Tally up the lines below that include the word "ahrefs". Answer with the number alone.
** begin Task inputs **
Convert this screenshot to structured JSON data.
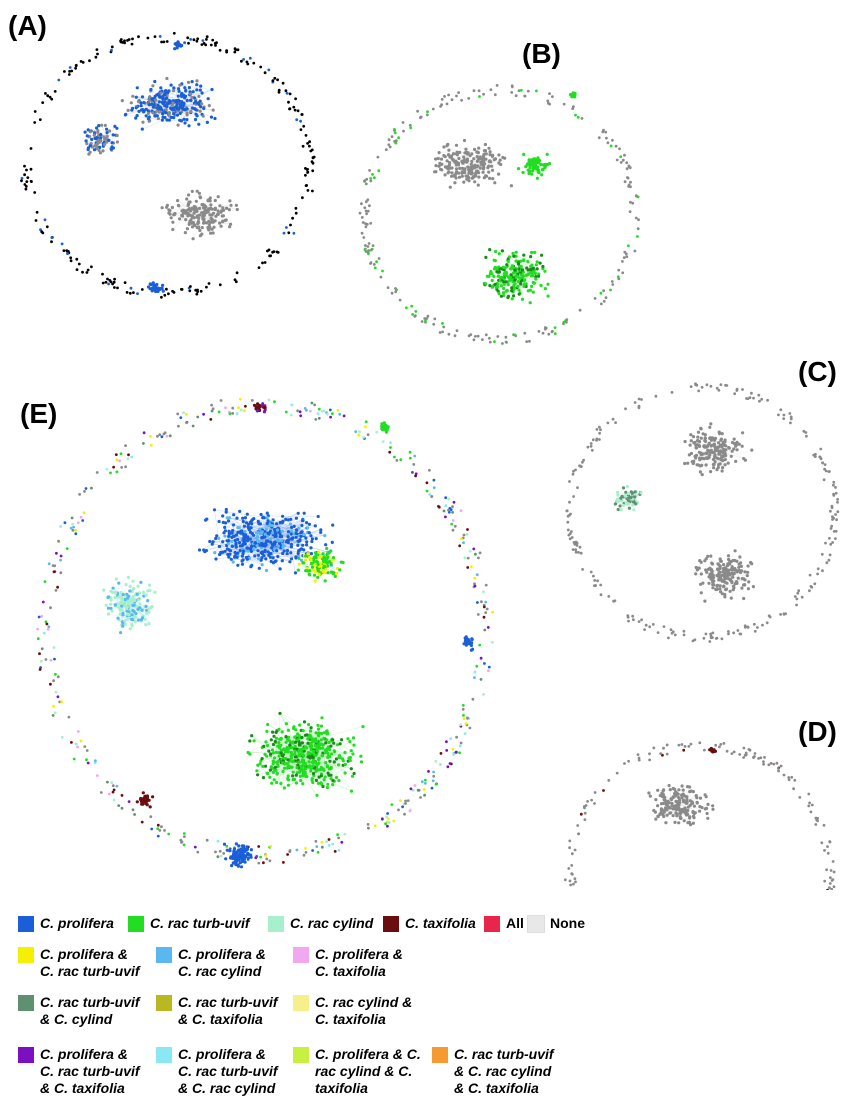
{
  "panels": {
    "a": "(A)",
    "b": "(B)",
    "c": "(C)",
    "d": "(D)",
    "e": "(E)"
  },
  "colors": {
    "prolifera": "#1a5fd8",
    "turb_uvif": "#22dd22",
    "cylind": "#a8f0cc",
    "taxifolia": "#6b0d0d",
    "all": "#e8254a",
    "none": "#e8e8e8",
    "pro_turb": "#f5f000",
    "pro_cyl": "#5ab8ee",
    "pro_tax": "#f0a8f0",
    "turb_cyl": "#5f9070",
    "turb_tax": "#b8b820",
    "cyl_tax": "#f5f08a",
    "pro_turb_tax": "#7a10c0",
    "pro_turb_cyl": "#8ae8f5",
    "pro_cyl_tax": "#c8f040",
    "turb_cyl_tax": "#f59a30",
    "node_gray": "#8a8a8a",
    "edge_gray": "#d0d0d0"
  },
  "legend": {
    "prolifera": "C. prolifera",
    "turb_uvif": "C. rac turb-uvif",
    "cylind": "C. rac cylind",
    "taxifolia": "C. taxifolia",
    "all": "All",
    "none": "None",
    "pro_turb": "C. prolifera &\nC. rac turb-uvif",
    "pro_cyl": "C. prolifera &\nC. rac cylind",
    "pro_tax": "C. prolifera &\nC. taxifolia",
    "turb_cyl": "C. rac turb-uvif\n& C. cylind",
    "turb_tax": "C. rac turb-uvif\n& C. taxifolia",
    "cyl_tax": "C. rac cylind &\nC. taxifolia",
    "pro_turb_tax": "C. prolifera &\nC. rac turb-uvif\n& C. taxifolia",
    "pro_turb_cyl": "C. prolifera &\nC. rac turb-uvif\n& C. rac cylind",
    "pro_cyl_tax": "C. prolifera & C.\nrac cylind & C.\ntaxifolia",
    "turb_cyl_tax": "C. rac turb-uvif\n& C. rac cylind\n& C. taxifolia"
  }
}
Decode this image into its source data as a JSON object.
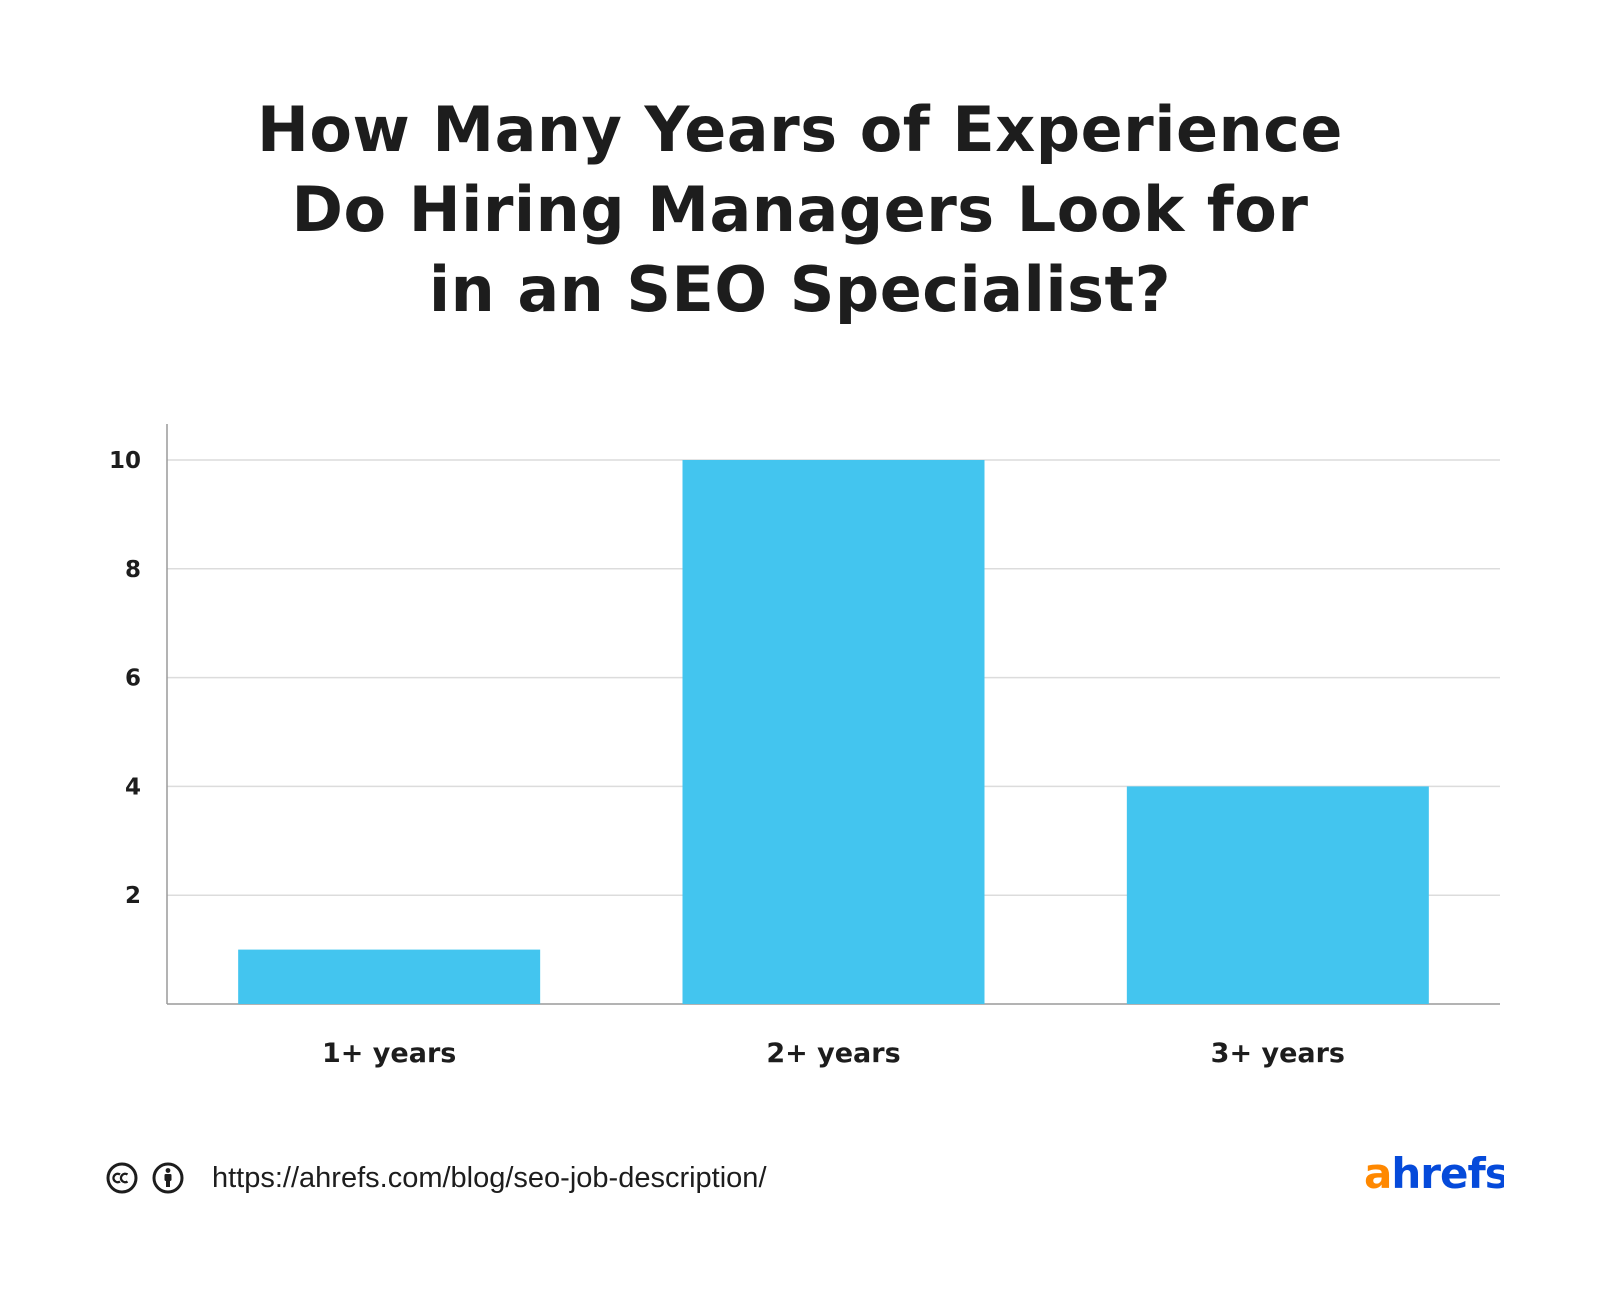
{
  "title_lines": [
    "How Many Years of Experience",
    "Do Hiring Managers Look for",
    "in an SEO Specialist?"
  ],
  "chart_data": {
    "type": "bar",
    "categories": [
      "1+ years",
      "2+ years",
      "3+ years"
    ],
    "values": [
      1,
      10,
      4
    ],
    "ylim": [
      0,
      10
    ],
    "yticks": [
      2,
      4,
      6,
      8,
      10
    ],
    "grid": true,
    "legend": "none",
    "bar_color": "#43c5ef"
  },
  "footer": {
    "url": "https://ahrefs.com/blog/seo-job-description/",
    "license_icons": [
      "creative-commons-icon",
      "attribution-icon"
    ]
  },
  "brand": {
    "logo_text": "ahrefs",
    "logo_colors": [
      "#ff8800",
      "#054ada"
    ]
  }
}
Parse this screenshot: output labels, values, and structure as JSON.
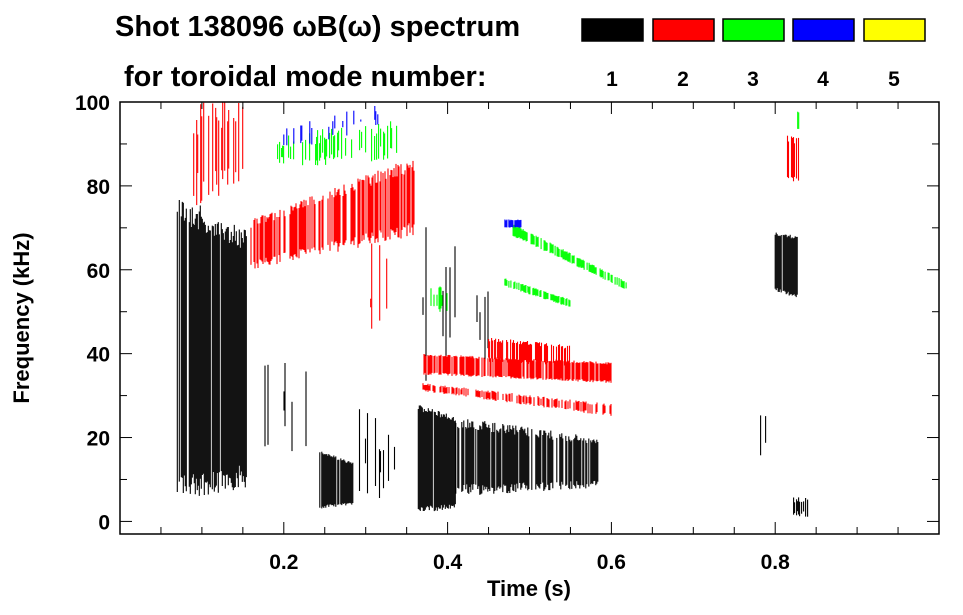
{
  "chart_data": {
    "type": "heatmap",
    "title": "Shot 138096 ωB(ω) spectrum",
    "subtitle": "for toroidal mode number:",
    "xlabel": "Time (s)",
    "ylabel": "Frequency (kHz)",
    "xlim": [
      0,
      1.0
    ],
    "ylim": [
      -3,
      100
    ],
    "xticks": [
      0.2,
      0.4,
      0.6,
      0.8
    ],
    "xtick_labels": [
      "0.2",
      "0.4",
      "0.6",
      "0.8"
    ],
    "yticks": [
      0,
      20,
      40,
      60,
      80,
      100
    ],
    "ytick_labels": [
      "0",
      "20",
      "40",
      "60",
      "80",
      "100"
    ],
    "grid": false,
    "legend_placement": "top-right",
    "legend": [
      {
        "mode": "1",
        "color": "#000000"
      },
      {
        "mode": "2",
        "color": "#ff0000"
      },
      {
        "mode": "3",
        "color": "#00ff00"
      },
      {
        "mode": "4",
        "color": "#0000ff"
      },
      {
        "mode": "5",
        "color": "#ffff00"
      }
    ],
    "features": [
      {
        "mode": 1,
        "t": [
          0.07,
          0.155
        ],
        "f_low": [
          5,
          8
        ],
        "f_high": [
          78,
          70
        ],
        "density": 0.85
      },
      {
        "mode": 1,
        "t": [
          0.16,
          0.23
        ],
        "f_low": [
          10,
          15
        ],
        "f_high": [
          45,
          40
        ],
        "density": 0.15
      },
      {
        "mode": 1,
        "t": [
          0.244,
          0.285
        ],
        "f_low": [
          3,
          4
        ],
        "f_high": [
          17,
          14
        ],
        "density": 0.9
      },
      {
        "mode": 1,
        "t": [
          0.29,
          0.36
        ],
        "f_low": [
          5,
          5
        ],
        "f_high": [
          28,
          30
        ],
        "density": 0.1
      },
      {
        "mode": 1,
        "t": [
          0.363,
          0.41
        ],
        "f_low": [
          2,
          3
        ],
        "f_high": [
          28,
          25
        ],
        "density": 0.9
      },
      {
        "mode": 1,
        "t": [
          0.37,
          0.45
        ],
        "f_low": [
          30,
          35
        ],
        "f_high": [
          75,
          60
        ],
        "density": 0.2
      },
      {
        "mode": 1,
        "t": [
          0.41,
          0.585
        ],
        "f_low": [
          6,
          8
        ],
        "f_high": [
          25,
          20
        ],
        "density": 0.75
      },
      {
        "mode": 1,
        "t": [
          0.8,
          0.83
        ],
        "f_low": [
          55,
          53
        ],
        "f_high": [
          69,
          68
        ],
        "density": 0.9
      },
      {
        "mode": 1,
        "t": [
          0.77,
          0.79
        ],
        "f_low": [
          15,
          15
        ],
        "f_high": [
          28,
          28
        ],
        "density": 0.2
      },
      {
        "mode": 1,
        "t": [
          0.82,
          0.84
        ],
        "f_low": [
          1,
          1
        ],
        "f_high": [
          6,
          6
        ],
        "density": 0.5
      },
      {
        "mode": 2,
        "t": [
          0.09,
          0.15
        ],
        "f_low": [
          75,
          78
        ],
        "f_high": [
          100,
          100
        ],
        "density": 0.45
      },
      {
        "mode": 2,
        "t": [
          0.16,
          0.36
        ],
        "f_low": [
          60,
          68
        ],
        "f_high": [
          72,
          87
        ],
        "density": 0.7
      },
      {
        "mode": 2,
        "t": [
          0.3,
          0.34
        ],
        "f_low": [
          30,
          35
        ],
        "f_high": [
          70,
          70
        ],
        "density": 0.08
      },
      {
        "mode": 2,
        "t": [
          0.37,
          0.6
        ],
        "f_low": [
          35,
          33
        ],
        "f_high": [
          40,
          38
        ],
        "density": 0.8
      },
      {
        "mode": 2,
        "t": [
          0.45,
          0.55
        ],
        "f_low": [
          38,
          37
        ],
        "f_high": [
          44,
          42
        ],
        "density": 0.7
      },
      {
        "mode": 2,
        "t": [
          0.37,
          0.6
        ],
        "f_low": [
          31,
          25
        ],
        "f_high": [
          33,
          28
        ],
        "density": 0.6
      },
      {
        "mode": 2,
        "t": [
          0.815,
          0.83
        ],
        "f_low": [
          80,
          80
        ],
        "f_high": [
          92,
          92
        ],
        "density": 0.7
      },
      {
        "mode": 3,
        "t": [
          0.19,
          0.34
        ],
        "f_low": [
          84,
          86
        ],
        "f_high": [
          92,
          96
        ],
        "density": 0.35
      },
      {
        "mode": 3,
        "t": [
          0.37,
          0.4
        ],
        "f_low": [
          48,
          50
        ],
        "f_high": [
          58,
          56
        ],
        "density": 0.35
      },
      {
        "mode": 3,
        "t": [
          0.47,
          0.55
        ],
        "f_low": [
          56,
          51
        ],
        "f_high": [
          58,
          53
        ],
        "density": 0.7
      },
      {
        "mode": 3,
        "t": [
          0.48,
          0.62
        ],
        "f_low": [
          68,
          55
        ],
        "f_high": [
          71,
          57
        ],
        "density": 0.7
      },
      {
        "mode": 3,
        "t": [
          0.825,
          0.83
        ],
        "f_low": [
          93,
          93
        ],
        "f_high": [
          98,
          98
        ],
        "density": 0.8
      },
      {
        "mode": 4,
        "t": [
          0.2,
          0.32
        ],
        "f_low": [
          88,
          94
        ],
        "f_high": [
          94,
          100
        ],
        "density": 0.2
      },
      {
        "mode": 4,
        "t": [
          0.47,
          0.49
        ],
        "f_low": [
          70,
          70
        ],
        "f_high": [
          72,
          72
        ],
        "density": 0.8
      }
    ]
  }
}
** end Task inputs **
◆ **Exercise output**: 2